[start]

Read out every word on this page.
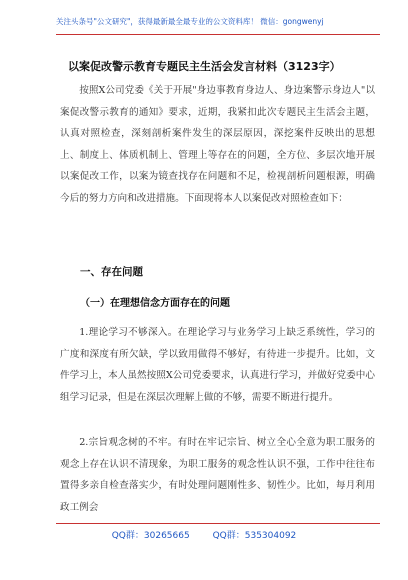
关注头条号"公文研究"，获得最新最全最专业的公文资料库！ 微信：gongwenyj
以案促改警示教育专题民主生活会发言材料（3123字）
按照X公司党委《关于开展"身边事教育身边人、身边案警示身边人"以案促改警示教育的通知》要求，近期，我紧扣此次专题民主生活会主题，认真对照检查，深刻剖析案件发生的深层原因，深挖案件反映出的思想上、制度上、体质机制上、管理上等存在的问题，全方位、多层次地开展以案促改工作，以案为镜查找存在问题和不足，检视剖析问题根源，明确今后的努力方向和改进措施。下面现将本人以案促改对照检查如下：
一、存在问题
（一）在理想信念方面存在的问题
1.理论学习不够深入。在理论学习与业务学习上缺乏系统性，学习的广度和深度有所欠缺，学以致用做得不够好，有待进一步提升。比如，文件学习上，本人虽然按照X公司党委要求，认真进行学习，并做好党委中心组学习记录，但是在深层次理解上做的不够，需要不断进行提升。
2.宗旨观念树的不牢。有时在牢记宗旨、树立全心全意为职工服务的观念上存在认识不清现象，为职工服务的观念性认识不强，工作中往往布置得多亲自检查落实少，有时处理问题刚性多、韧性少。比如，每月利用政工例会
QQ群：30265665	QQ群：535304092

[end]
[start]

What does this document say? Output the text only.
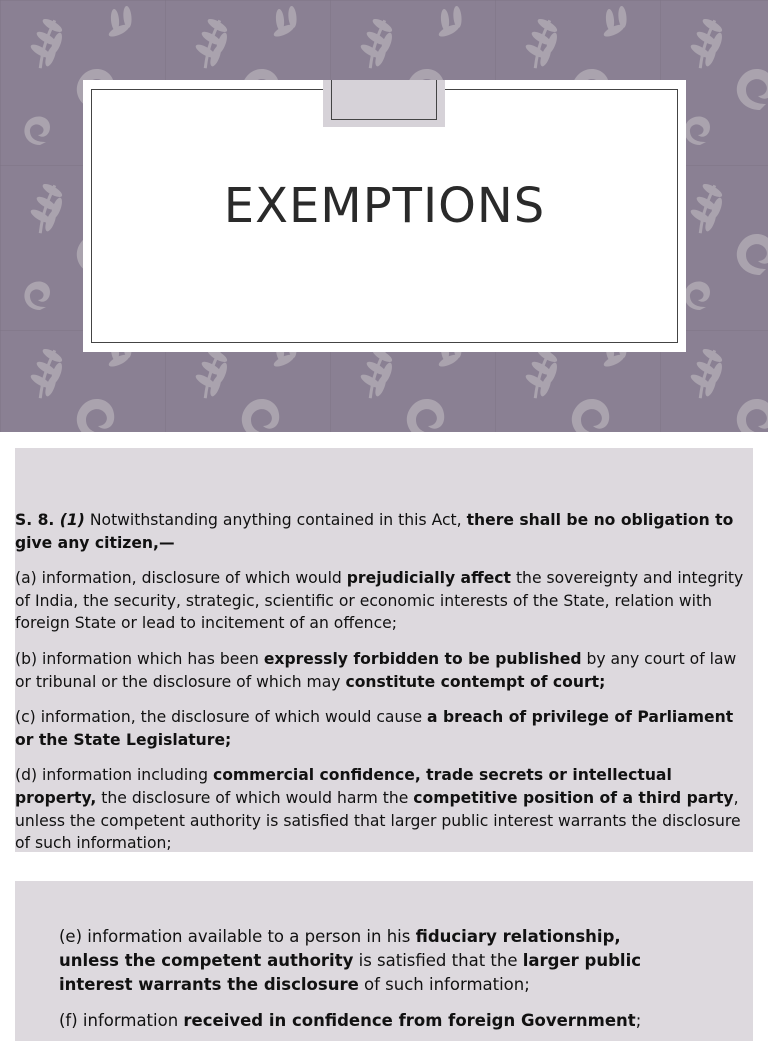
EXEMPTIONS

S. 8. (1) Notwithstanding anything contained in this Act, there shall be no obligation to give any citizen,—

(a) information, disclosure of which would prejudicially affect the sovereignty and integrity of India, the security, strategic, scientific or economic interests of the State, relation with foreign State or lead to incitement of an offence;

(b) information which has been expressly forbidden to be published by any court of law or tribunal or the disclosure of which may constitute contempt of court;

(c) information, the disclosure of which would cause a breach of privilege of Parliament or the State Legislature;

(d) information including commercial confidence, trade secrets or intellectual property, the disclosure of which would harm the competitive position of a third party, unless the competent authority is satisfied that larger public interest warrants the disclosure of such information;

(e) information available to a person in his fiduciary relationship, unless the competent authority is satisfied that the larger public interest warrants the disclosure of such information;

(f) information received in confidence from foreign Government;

[end]

-- Task description --
Lines that include the word "satisfied" are to be extracted from the data above.

-- Reply --
(d) information including commercial confidence, trade secrets or intellectual property, the disclosure of which would harm the competitive position of a third party, unless the competent authority is satisfied that larger public interest warrants the disclosure of such information;
(e) information available to a person in his fiduciary relationship, unless the competent authority is satisfied that the larger public interest warrants the disclosure of such information;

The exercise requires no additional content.